___ MATERIAL FOR THE TASK ___

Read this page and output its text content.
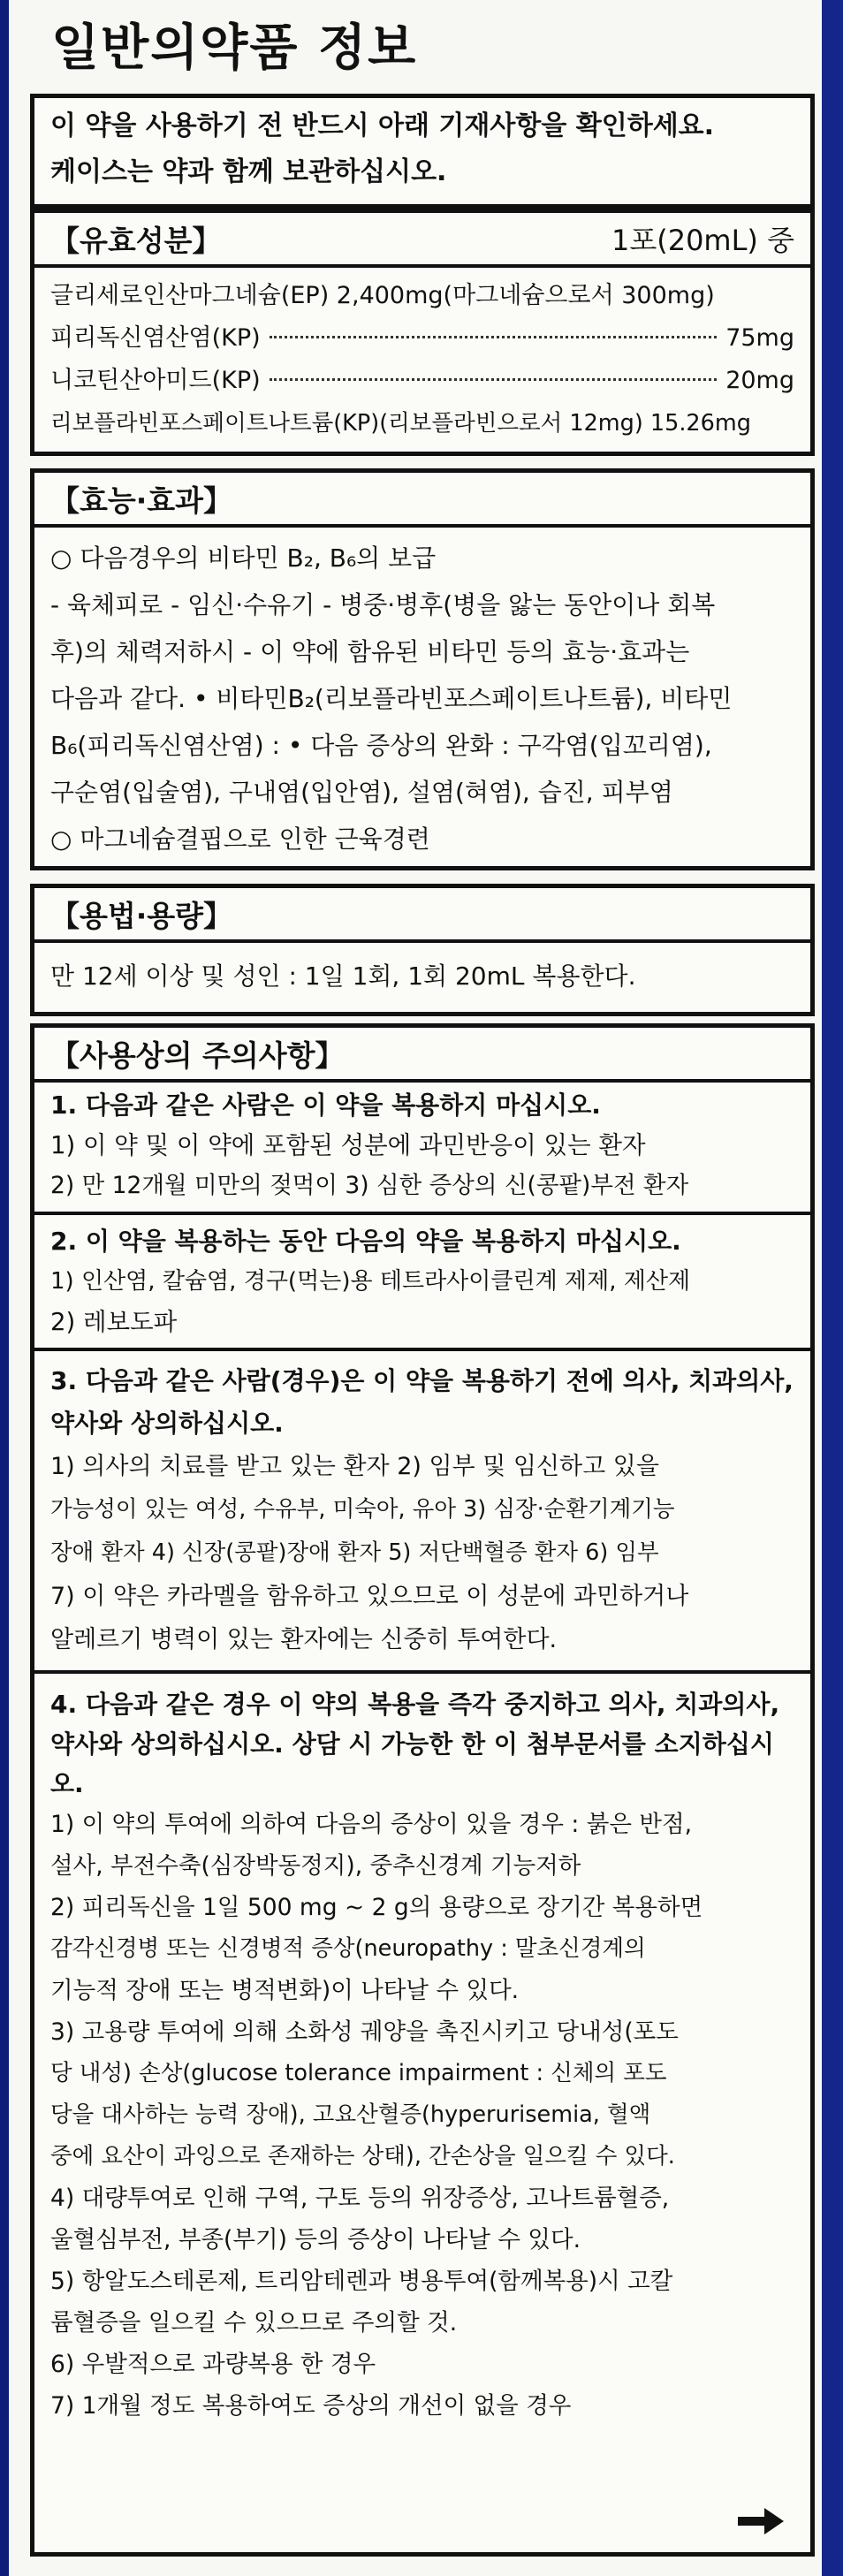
일반의약품 정보
이 약을 사용하기 전 반드시 아래 기재사항을 확인하세요.
케이스는 약과 함께 보관하십시오.
【유효성분】	1포(20mL) 중
글리세로인산마그네슘(EP) 2,400mg(마그네슘으로서 300mg)
피리독신염산염(KP)	75mg
니코틴산아미드(KP)	20mg
리보플라빈포스페이트나트륨(KP)(리보플라빈으로서 12mg) 15.26mg
【효능·효과】
○ 다음경우의 비타민 B₂, B₆의 보급
- 육체피로 - 임신·수유기 - 병중·병후(병을 앓는 동안이나 회복
후)의 체력저하시 - 이 약에 함유된 비타민 등의 효능·효과는
다음과 같다. • 비타민B₂(리보플라빈포스페이트나트륨), 비타민
B₆(피리독신염산염) : • 다음 증상의 완화 : 구각염(입꼬리염),
구순염(입술염), 구내염(입안염), 설염(혀염), 습진, 피부염
○ 마그네슘결핍으로 인한 근육경련
【용법·용량】
만 12세 이상 및 성인 : 1일 1회, 1회 20mL 복용한다.
【사용상의 주의사항】
1. 다음과 같은 사람은 이 약을 복용하지 마십시오.
1) 이 약 및 이 약에 포함된 성분에 과민반응이 있는 환자
2) 만 12개월 미만의 젖먹이 3) 심한 증상의 신(콩팥)부전 환자
2. 이 약을 복용하는 동안 다음의 약을 복용하지 마십시오.
1) 인산염, 칼슘염, 경구(먹는)용 테트라사이클린계 제제, 제산제
2) 레보도파
3. 다음과 같은 사람(경우)은 이 약을 복용하기 전에 의사, 치과의사, 약사와 상의하십시오.
1) 의사의 치료를 받고 있는 환자 2) 임부 및 임신하고 있을
가능성이 있는 여성, 수유부, 미숙아, 유아 3) 심장·순환기계기능
장애 환자 4) 신장(콩팥)장애 환자 5) 저단백혈증 환자 6) 임부
7) 이 약은 카라멜을 함유하고 있으므로 이 성분에 과민하거나
알레르기 병력이 있는 환자에는 신중히 투여한다.
4. 다음과 같은 경우 이 약의 복용을 즉각 중지하고 의사, 치과의사, 약사와 상의하십시오. 상담 시 가능한 한 이 첨부문서를 소지하십시오.
1) 이 약의 투여에 의하여 다음의 증상이 있을 경우 : 붉은 반점,
설사, 부전수축(심장박동정지), 중추신경계 기능저하
2) 피리독신을 1일 500 mg ~ 2 g의 용량으로 장기간 복용하면
감각신경병 또는 신경병적 증상(neuropathy : 말초신경계의
기능적 장애 또는 병적변화)이 나타날 수 있다.
3) 고용량 투여에 의해 소화성 궤양을 촉진시키고 당내성(포도
당 내성) 손상(glucose tolerance impairment : 신체의 포도
당을 대사하는 능력 장애), 고요산혈증(hyperurisemia, 혈액
중에 요산이 과잉으로 존재하는 상태), 간손상을 일으킬 수 있다.
4) 대량투여로 인해 구역, 구토 등의 위장증상, 고나트륨혈증,
울혈심부전, 부종(부기) 등의 증상이 나타날 수 있다.
5) 항알도스테론제, 트리암테렌과 병용투여(함께복용)시 고칼
륨혈증을 일으킬 수 있으므로 주의할 것.
6) 우발적으로 과량복용 한 경우
7) 1개월 정도 복용하여도 증상의 개선이 없을 경우
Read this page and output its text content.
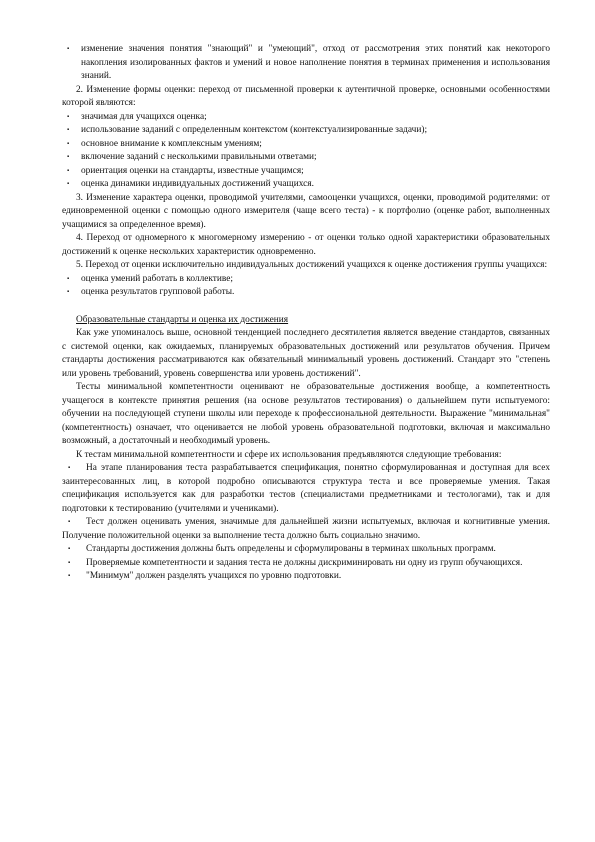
▪ изменение значения понятия "знающий" и "умеющий", отход от рассмотрения этих понятий как некоторого накопления изолированных фактов и умений и новое наполнение понятия в терминах применения и использования знаний.
2. Изменение формы оценки: переход от письменной проверки к аутентичной проверке, основными особенностями которой являются:
▪ значимая для учащихся оценка;
▪ использование заданий с определенным контекстом (контекстуализированные задачи);
▪ основное внимание к комплексным умениям;
▪ включение заданий с несколькими правильными ответами;
▪ ориентация оценки на стандарты, известные учащимся;
▪ оценка динамики индивидуальных достижений учащихся.
3. Изменение характера оценки, проводимой учителями, самооценки учащихся, оценки, проводимой родителями: от единовременной оценки с помощью одного измерителя (чаще всего теста) - к портфолио (оценке работ, выполненных учащимися за определенное время).
4. Переход от одномерного к многомерному измерению - от оценки только одной характеристики образовательных достижений к оценке нескольких характеристик одновременно.
5. Переход от оценки исключительно индивидуальных достижений учащихся к оценке достижения группы учащихся:
▪ оценка умений работать в коллективе;
▪ оценка результатов групповой работы.
Образовательные стандарты и оценка их достижения
Как уже упоминалось выше, основной тенденцией последнего десятилетия является введение стандартов, связанных с системой оценки, как ожидаемых, планируемых образовательных достижений или результатов обучения. Причем стандарты достижения рассматриваются как обязательный минимальный уровень достижений. Стандарт это "степень или уровень требований, уровень совершенства или уровень достижений".
Тесты минимальной компетентности оценивают не образовательные достижения вообще, а компетентность учащегося в контексте принятия решения (на основе результатов тестирования) о дальнейшем пути испытуемого: обучении на последующей ступени школы или переходе к профессиональной деятельности. Выражение "минимальная" (компетентность) означает, что оценивается не любой уровень образовательной подготовки, включая и максимально возможный, а достаточный и необходимый уровень.
К тестам минимальной компетентности и сфере их использования предъявляются следующие требования:
▪ На этапе планирования теста разрабатывается спецификация, понятно сформулированная и доступная для всех заинтересованных лиц, в которой подробно описываются структура теста и все проверяемые умения. Такая спецификация используется как для разработки тестов (специалистами предметниками и тестологами), так и для подготовки к тестированию (учителями и учениками).
▪ Тест должен оценивать умения, значимые для дальнейшей жизни испытуемых, включая и когнитивные умения. Получение положительной оценки за выполнение теста должно быть социально значимо.
▪ Стандарты достижения должны быть определены и сформулированы в терминах школьных программ.
▪ Проверяемые компетентности и задания теста не должны дискриминировать ни одну из групп обучающихся.
▪ "Минимум" должен разделять учащихся по уровню подготовки.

___

YOUR OBJECTIVE: Using the listing above, pull out all lines that hold the word "оценка".

ANSWER TO THE TASK:
▪ значимая для учащихся оценка;
▪ оценка динамики индивидуальных достижений учащихся.
▪ оценка умений работать в коллективе;
▪ оценка результатов групповой работы.
Образовательные стандарты и оценка их достижения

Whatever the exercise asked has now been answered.